▸ **WORK REQUIRED**
Your task is to reproduce the entries below word for word.

[Raw records]
——————

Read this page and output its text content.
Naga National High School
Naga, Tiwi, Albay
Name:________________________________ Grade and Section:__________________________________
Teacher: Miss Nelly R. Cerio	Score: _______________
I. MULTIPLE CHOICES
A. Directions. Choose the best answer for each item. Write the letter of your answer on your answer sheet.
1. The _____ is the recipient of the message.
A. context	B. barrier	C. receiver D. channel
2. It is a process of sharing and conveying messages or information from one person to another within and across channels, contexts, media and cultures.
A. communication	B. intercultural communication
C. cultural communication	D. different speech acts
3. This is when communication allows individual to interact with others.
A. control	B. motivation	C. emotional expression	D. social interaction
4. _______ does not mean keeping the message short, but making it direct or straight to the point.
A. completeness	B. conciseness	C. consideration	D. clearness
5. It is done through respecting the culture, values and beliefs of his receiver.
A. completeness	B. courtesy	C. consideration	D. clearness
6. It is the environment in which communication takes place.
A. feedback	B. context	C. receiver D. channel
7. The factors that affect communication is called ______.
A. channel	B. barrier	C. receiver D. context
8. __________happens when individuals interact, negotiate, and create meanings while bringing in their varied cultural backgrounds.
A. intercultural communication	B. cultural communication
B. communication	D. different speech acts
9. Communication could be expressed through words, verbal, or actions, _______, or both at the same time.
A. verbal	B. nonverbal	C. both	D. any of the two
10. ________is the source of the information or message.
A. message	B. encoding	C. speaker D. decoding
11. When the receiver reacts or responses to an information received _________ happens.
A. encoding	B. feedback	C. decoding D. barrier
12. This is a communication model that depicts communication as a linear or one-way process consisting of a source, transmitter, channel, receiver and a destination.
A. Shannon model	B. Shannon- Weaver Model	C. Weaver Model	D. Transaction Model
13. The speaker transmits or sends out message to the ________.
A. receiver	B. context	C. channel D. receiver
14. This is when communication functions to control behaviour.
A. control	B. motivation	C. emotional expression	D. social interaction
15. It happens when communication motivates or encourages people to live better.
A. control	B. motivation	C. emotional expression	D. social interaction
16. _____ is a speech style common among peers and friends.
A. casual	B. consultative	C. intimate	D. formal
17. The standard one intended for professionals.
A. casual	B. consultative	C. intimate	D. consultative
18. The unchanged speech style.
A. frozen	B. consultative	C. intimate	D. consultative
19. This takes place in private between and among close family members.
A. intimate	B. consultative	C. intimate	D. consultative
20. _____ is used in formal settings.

——————

▸ **FINAL ANSWER**
Read this page and output its text content.
Naga National High School
Naga, Tiwi, Albay
Name:________________________________ Grade and Section:__________________________________
Teacher: Miss Nelly R. Cerio	Score: _______________
I. MULTIPLE CHOICES
A. Directions. Choose the best answer for each item. Write the letter of your answer on your answer sheet.
1. The _____ is the recipient of the message.
A. context	B. barrier	C. receiver D. channel
2. It is a process of sharing and conveying messages or information from one person to another within and across channels, contexts, media and cultures.
A. communication	B. intercultural communication
C. cultural communication	D. different speech acts
3. This is when communication allows individual to interact with others.
A. control	B. motivation	C. emotional expression	D. social interaction
4. _______ does not mean keeping the message short, but making it direct or straight to the point.
A. completeness	B. conciseness	C. consideration	D. clearness
5. It is done through respecting the culture, values and beliefs of his receiver.
A. completeness	B. courtesy	C. consideration	D. clearness
6. It is the environment in which communication takes place.
A. feedback	B. context	C. receiver D. channel
7. The factors that affect communication is called ______.
A. channel	B. barrier	C. receiver D. context
8. __________happens when individuals interact, negotiate, and create meanings while bringing in their varied cultural backgrounds.
A. intercultural communication	B. cultural communication
B. communication	D. different speech acts
9. Communication could be expressed through words, verbal, or actions, _______, or both at the same time.
A. verbal	B. nonverbal	C. both	D. any of the two
10. ________is the source of the information or message.
A. message	B. encoding	C. speaker D. decoding
11. When the receiver reacts or responses to an information received _________ happens.
A. encoding	B. feedback	C. decoding D. barrier
12. This is a communication model that depicts communication as a linear or one-way process consisting of a source, transmitter, channel, receiver and a destination.
A. Shannon model	B. Shannon- Weaver Model	C. Weaver Model	D. Transaction Model
13. The speaker transmits or sends out message to the ________.
A. receiver	B. context	C. channel D. receiver
14. This is when communication functions to control behaviour.
A. control	B. motivation	C. emotional expression	D. social interaction
15. It happens when communication motivates or encourages people to live better.
A. control	B. motivation	C. emotional expression	D. social interaction
16. _____ is a speech style common among peers and friends.
A. casual	B. consultative	C. intimate	D. formal
17. The standard one intended for professionals.
A. casual	B. consultative	C. intimate	D. consultative
18. The unchanged speech style.
A. frozen	B. consultative	C. intimate	D. consultative
19. This takes place in private between and among close family members.
A. intimate	B. consultative	C. intimate	D. consultative
20. _____ is used in formal settings.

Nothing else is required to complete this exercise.